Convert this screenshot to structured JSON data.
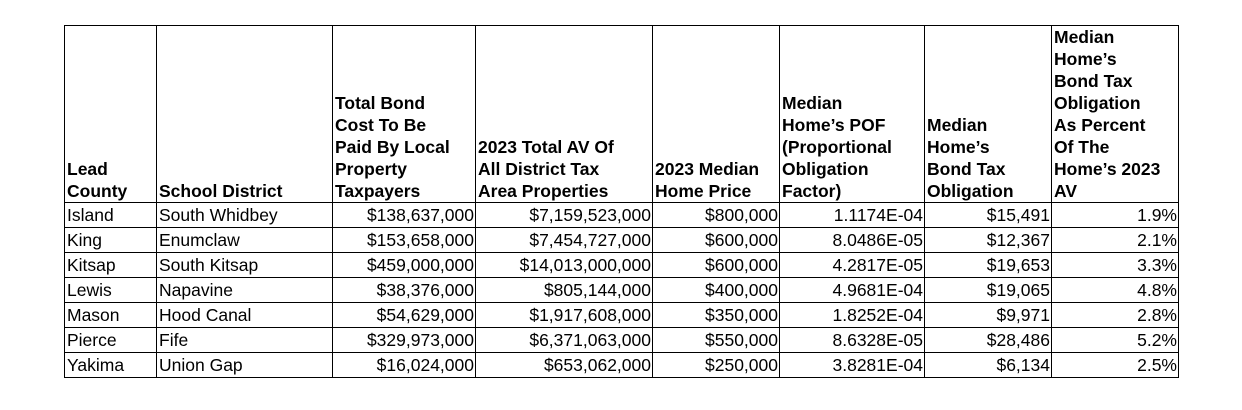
{
  "table": {
    "headers": [
      [
        "Lead",
        "County"
      ],
      [
        "School District"
      ],
      [
        "Total Bond",
        "Cost To Be",
        "Paid By Local",
        "Property",
        "Taxpayers"
      ],
      [
        "2023 Total AV Of",
        "All District Tax",
        "Area Properties"
      ],
      [
        "2023 Median",
        "Home Price"
      ],
      [
        "Median",
        "Home’s POF",
        "(Proportional",
        "Obligation",
        "Factor)"
      ],
      [
        "Median",
        "Home’s",
        "Bond Tax",
        "Obligation"
      ],
      [
        "Median",
        "Home’s",
        "Bond Tax",
        "Obligation",
        "As Percent",
        "Of The",
        "Home’s 2023",
        "AV"
      ]
    ],
    "rows": [
      [
        "Island",
        "South Whidbey",
        "$138,637,000",
        "$7,159,523,000",
        "$800,000",
        "1.1174E-04",
        "$15,491",
        "1.9%"
      ],
      [
        "King",
        "Enumclaw",
        "$153,658,000",
        "$7,454,727,000",
        "$600,000",
        "8.0486E-05",
        "$12,367",
        "2.1%"
      ],
      [
        "Kitsap",
        "South Kitsap",
        "$459,000,000",
        "$14,013,000,000",
        "$600,000",
        "4.2817E-05",
        "$19,653",
        "3.3%"
      ],
      [
        "Lewis",
        "Napavine",
        "$38,376,000",
        "$805,144,000",
        "$400,000",
        "4.9681E-04",
        "$19,065",
        "4.8%"
      ],
      [
        "Mason",
        "Hood Canal",
        "$54,629,000",
        "$1,917,608,000",
        "$350,000",
        "1.8252E-04",
        "$9,971",
        "2.8%"
      ],
      [
        "Pierce",
        "Fife",
        "$329,973,000",
        "$6,371,063,000",
        "$550,000",
        "8.6328E-05",
        "$28,486",
        "5.2%"
      ],
      [
        "Yakima",
        "Union Gap",
        "$16,024,000",
        "$653,062,000",
        "$250,000",
        "3.8281E-04",
        "$6,134",
        "2.5%"
      ]
    ]
  }
}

Task:
Skip the pictures and transcribe the rest of the records exactly.

Output for this exercise:
Convert this screenshot to structured JSON data.
{
  "table": {
    "headers": [
      [
        "Lead",
        "County"
      ],
      [
        "School District"
      ],
      [
        "Total Bond",
        "Cost To Be",
        "Paid By Local",
        "Property",
        "Taxpayers"
      ],
      [
        "2023 Total AV Of",
        "All District Tax",
        "Area Properties"
      ],
      [
        "2023 Median",
        "Home Price"
      ],
      [
        "Median",
        "Home’s POF",
        "(Proportional",
        "Obligation",
        "Factor)"
      ],
      [
        "Median",
        "Home’s",
        "Bond Tax",
        "Obligation"
      ],
      [
        "Median",
        "Home’s",
        "Bond Tax",
        "Obligation",
        "As Percent",
        "Of The",
        "Home’s 2023",
        "AV"
      ]
    ],
    "rows": [
      [
        "Island",
        "South Whidbey",
        "$138,637,000",
        "$7,159,523,000",
        "$800,000",
        "1.1174E-04",
        "$15,491",
        "1.9%"
      ],
      [
        "King",
        "Enumclaw",
        "$153,658,000",
        "$7,454,727,000",
        "$600,000",
        "8.0486E-05",
        "$12,367",
        "2.1%"
      ],
      [
        "Kitsap",
        "South Kitsap",
        "$459,000,000",
        "$14,013,000,000",
        "$600,000",
        "4.2817E-05",
        "$19,653",
        "3.3%"
      ],
      [
        "Lewis",
        "Napavine",
        "$38,376,000",
        "$805,144,000",
        "$400,000",
        "4.9681E-04",
        "$19,065",
        "4.8%"
      ],
      [
        "Mason",
        "Hood Canal",
        "$54,629,000",
        "$1,917,608,000",
        "$350,000",
        "1.8252E-04",
        "$9,971",
        "2.8%"
      ],
      [
        "Pierce",
        "Fife",
        "$329,973,000",
        "$6,371,063,000",
        "$550,000",
        "8.6328E-05",
        "$28,486",
        "5.2%"
      ],
      [
        "Yakima",
        "Union Gap",
        "$16,024,000",
        "$653,062,000",
        "$250,000",
        "3.8281E-04",
        "$6,134",
        "2.5%"
      ]
    ]
  }
}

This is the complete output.